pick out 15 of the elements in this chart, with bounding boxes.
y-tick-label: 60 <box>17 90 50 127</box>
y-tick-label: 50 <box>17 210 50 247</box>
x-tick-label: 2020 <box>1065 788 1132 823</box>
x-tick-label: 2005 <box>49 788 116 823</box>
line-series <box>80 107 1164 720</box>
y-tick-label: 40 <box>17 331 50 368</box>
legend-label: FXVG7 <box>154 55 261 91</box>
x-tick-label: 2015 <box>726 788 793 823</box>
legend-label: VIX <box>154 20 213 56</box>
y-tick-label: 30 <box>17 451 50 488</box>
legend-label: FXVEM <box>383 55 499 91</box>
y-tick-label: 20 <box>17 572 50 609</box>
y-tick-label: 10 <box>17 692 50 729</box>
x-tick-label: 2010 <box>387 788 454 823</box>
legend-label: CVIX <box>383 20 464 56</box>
□ □ □
§ GIVEN INSTRUCTION:
Set out the entries from the very start through the line containing "legend-label: VIX <box>154 20 213 56</box>" as a Markdown table with columns No. and Text, one row per line, skipping blank lines.

§ THE COMPLETED TASK:
| No. | Text |
|---|---|
| 1 | pick out 15 of the elements in this chart, with bounding boxes. |
| 2 | y-tick-label: 60 <box>17 90 50 127</box> |
| 3 | y-tick-label: 50 <box>17 210 50 247</box> |
| 4 | x-tick-label: 2020 <box>1065 788 1132 823</box> |
| 5 | x-tick-label: 2005 <box>49 788 116 823</box> |
| 6 | line-series <box>80 107 1164 720</box> |
| 7 | y-tick-label: 40 <box>17 331 50 368</box> |
| 8 | legend-label: FXVG7 <box>154 55 261 91</box> |
| 9 | x-tick-label: 2015 <box>726 788 793 823</box> |
| 10 | legend-label: VIX <box>154 20 213 56</box> |